● **WHAT TO WORK ON**:
Retype everything in the listing, leaving each line exactly as it is.

● **DATA**:

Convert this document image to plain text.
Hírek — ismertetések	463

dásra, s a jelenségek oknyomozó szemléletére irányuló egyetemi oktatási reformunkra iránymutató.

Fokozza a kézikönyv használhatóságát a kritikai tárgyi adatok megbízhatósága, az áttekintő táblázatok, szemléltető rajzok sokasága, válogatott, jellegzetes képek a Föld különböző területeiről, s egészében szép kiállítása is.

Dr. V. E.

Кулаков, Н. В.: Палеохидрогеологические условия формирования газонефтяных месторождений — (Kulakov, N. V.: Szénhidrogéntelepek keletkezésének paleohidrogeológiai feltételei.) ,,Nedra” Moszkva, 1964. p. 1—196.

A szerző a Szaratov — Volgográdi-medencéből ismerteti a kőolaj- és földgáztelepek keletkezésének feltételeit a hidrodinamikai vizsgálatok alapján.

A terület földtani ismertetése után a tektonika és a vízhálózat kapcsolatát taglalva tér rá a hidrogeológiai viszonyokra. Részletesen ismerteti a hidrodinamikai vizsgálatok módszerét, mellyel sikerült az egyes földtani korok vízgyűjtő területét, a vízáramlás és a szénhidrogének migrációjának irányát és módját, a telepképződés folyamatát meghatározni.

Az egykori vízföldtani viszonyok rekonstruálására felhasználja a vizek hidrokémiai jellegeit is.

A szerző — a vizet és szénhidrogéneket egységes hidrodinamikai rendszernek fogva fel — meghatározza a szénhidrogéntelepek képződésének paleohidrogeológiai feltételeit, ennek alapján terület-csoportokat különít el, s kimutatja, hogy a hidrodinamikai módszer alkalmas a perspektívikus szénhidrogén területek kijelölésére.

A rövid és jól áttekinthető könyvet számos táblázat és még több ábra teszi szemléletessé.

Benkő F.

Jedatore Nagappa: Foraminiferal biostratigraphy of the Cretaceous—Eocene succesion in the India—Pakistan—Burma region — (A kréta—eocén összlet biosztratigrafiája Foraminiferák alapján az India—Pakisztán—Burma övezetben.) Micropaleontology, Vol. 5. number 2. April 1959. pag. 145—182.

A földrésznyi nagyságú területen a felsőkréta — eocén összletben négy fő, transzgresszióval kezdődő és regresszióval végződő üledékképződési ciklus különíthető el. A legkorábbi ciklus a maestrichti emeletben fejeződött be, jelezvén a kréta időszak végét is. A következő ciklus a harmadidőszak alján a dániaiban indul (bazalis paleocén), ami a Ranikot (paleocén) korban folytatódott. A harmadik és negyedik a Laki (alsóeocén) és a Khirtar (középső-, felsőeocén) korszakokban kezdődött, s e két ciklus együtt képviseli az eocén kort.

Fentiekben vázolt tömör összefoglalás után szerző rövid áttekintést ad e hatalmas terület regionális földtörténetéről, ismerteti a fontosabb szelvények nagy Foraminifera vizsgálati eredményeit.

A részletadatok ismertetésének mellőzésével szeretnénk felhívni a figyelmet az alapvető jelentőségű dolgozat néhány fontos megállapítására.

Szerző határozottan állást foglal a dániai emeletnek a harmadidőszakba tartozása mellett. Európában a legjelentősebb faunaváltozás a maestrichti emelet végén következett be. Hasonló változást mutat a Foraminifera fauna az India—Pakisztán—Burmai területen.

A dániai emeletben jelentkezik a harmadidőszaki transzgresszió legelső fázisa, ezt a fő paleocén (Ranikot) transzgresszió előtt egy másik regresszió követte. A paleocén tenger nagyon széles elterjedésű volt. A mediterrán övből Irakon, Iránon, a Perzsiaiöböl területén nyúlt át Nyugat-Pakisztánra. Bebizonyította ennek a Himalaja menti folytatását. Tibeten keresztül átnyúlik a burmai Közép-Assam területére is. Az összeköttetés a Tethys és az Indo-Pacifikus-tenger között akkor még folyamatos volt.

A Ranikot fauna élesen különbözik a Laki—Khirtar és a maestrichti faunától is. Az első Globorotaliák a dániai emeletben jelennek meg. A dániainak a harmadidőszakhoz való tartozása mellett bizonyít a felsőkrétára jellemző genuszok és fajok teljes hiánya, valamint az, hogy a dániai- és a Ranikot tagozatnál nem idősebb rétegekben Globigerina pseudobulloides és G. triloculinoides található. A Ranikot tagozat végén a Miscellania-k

● **FULL RESPONSE**:
Convert this document image to plain text.
Hírek — ismertetések	463

dásra, s a jelenségek oknyomozó szemléletére irányuló egyetemi oktatási reformunkra iránymutató.

Fokozza a kézikönyv használhatóságát a kritikai tárgyi adatok megbízhatósága, az áttekintő táblázatok, szemléltető rajzok sokasága, válogatott, jellegzetes képek a Föld különböző területeiről, s egészében szép kiállítása is.

Dr. V. E.

Кулаков, Н. В.: Палеохидрогеологические условия формирования газонефтяных месторождений — (Kulakov, N. V.: Szénhidrogéntelepek keletkezésének paleohidrogeológiai feltételei.) ,,Nedra” Moszkva, 1964. p. 1—196.

A szerző a Szaratov — Volgográdi-medencéből ismerteti a kőolaj- és földgáztelepek keletkezésének feltételeit a hidrodinamikai vizsgálatok alapján.

A terület földtani ismertetése után a tektonika és a vízhálózat kapcsolatát taglalva tér rá a hidrogeológiai viszonyokra. Részletesen ismerteti a hidrodinamikai vizsgálatok módszerét, mellyel sikerült az egyes földtani korok vízgyűjtő területét, a vízáramlás és a szénhidrogének migrációjának irányát és módját, a telepképződés folyamatát meghatározni.

Az egykori vízföldtani viszonyok rekonstruálására felhasználja a vizek hidrokémiai jellegeit is.

A szerző — a vizet és szénhidrogéneket egységes hidrodinamikai rendszernek fogva fel — meghatározza a szénhidrogéntelepek képződésének paleohidrogeológiai feltételeit, ennek alapján terület-csoportokat különít el, s kimutatja, hogy a hidrodinamikai módszer alkalmas a perspektívikus szénhidrogén területek kijelölésére.

A rövid és jól áttekinthető könyvet számos táblázat és még több ábra teszi szemléletessé.

Benkő F.

Jedatore Nagappa: Foraminiferal biostratigraphy of the Cretaceous—Eocene succesion in the India—Pakistan—Burma region — (A kréta—eocén összlet biosztratigrafiája Foraminiferák alapján az India—Pakisztán—Burma övezetben.) Micropaleontology, Vol. 5. number 2. April 1959. pag. 145—182.

A földrésznyi nagyságú területen a felsőkréta — eocén összletben négy fő, transzgresszióval kezdődő és regresszióval végződő üledékképződési ciklus különíthető el. A legkorábbi ciklus a maestrichti emeletben fejeződött be, jelezvén a kréta időszak végét is. A következő ciklus a harmadidőszak alján a dániaiban indul (bazalis paleocén), ami a Ranikot (paleocén) korban folytatódott. A harmadik és negyedik a Laki (alsóeocén) és a Khirtar (középső-, felsőeocén) korszakokban kezdődött, s e két ciklus együtt képviseli az eocén kort.

Fentiekben vázolt tömör összefoglalás után szerző rövid áttekintést ad e hatalmas terület regionális földtörténetéről, ismerteti a fontosabb szelvények nagy Foraminifera vizsgálati eredményeit.

A részletadatok ismertetésének mellőzésével szeretnénk felhívni a figyelmet az alapvető jelentőségű dolgozat néhány fontos megállapítására.

Szerző határozottan állást foglal a dániai emeletnek a harmadidőszakba tartozása mellett. Európában a legjelentősebb faunaváltozás a maestrichti emelet végén következett be. Hasonló változást mutat a Foraminifera fauna az India—Pakisztán—Burmai területen.

A dániai emeletben jelentkezik a harmadidőszaki transzgresszió legelső fázisa, ezt a fő paleocén (Ranikot) transzgresszió előtt egy másik regresszió követte. A paleocén tenger nagyon széles elterjedésű volt. A mediterrán övből Irakon, Iránon, a Perzsiaiöböl területén nyúlt át Nyugat-Pakisztánra. Bebizonyította ennek a Himalaja menti folytatását. Tibeten keresztül átnyúlik a burmai Közép-Assam területére is. Az összeköttetés a Tethys és az Indo-Pacifikus-tenger között akkor még folyamatos volt.

A Ranikot fauna élesen különbözik a Laki—Khirtar és a maestrichti faunától is. Az első Globorotaliák a dániai emeletben jelennek meg. A dániainak a harmadidőszakhoz való tartozása mellett bizonyít a felsőkrétára jellemző genuszok és fajok teljes hiánya, valamint az, hogy a dániai- és a Ranikot tagozatnál nem idősebb rétegekben Globigerina pseudobulloides és G. triloculinoides található. A Ranikot tagozat végén a Miscellania-k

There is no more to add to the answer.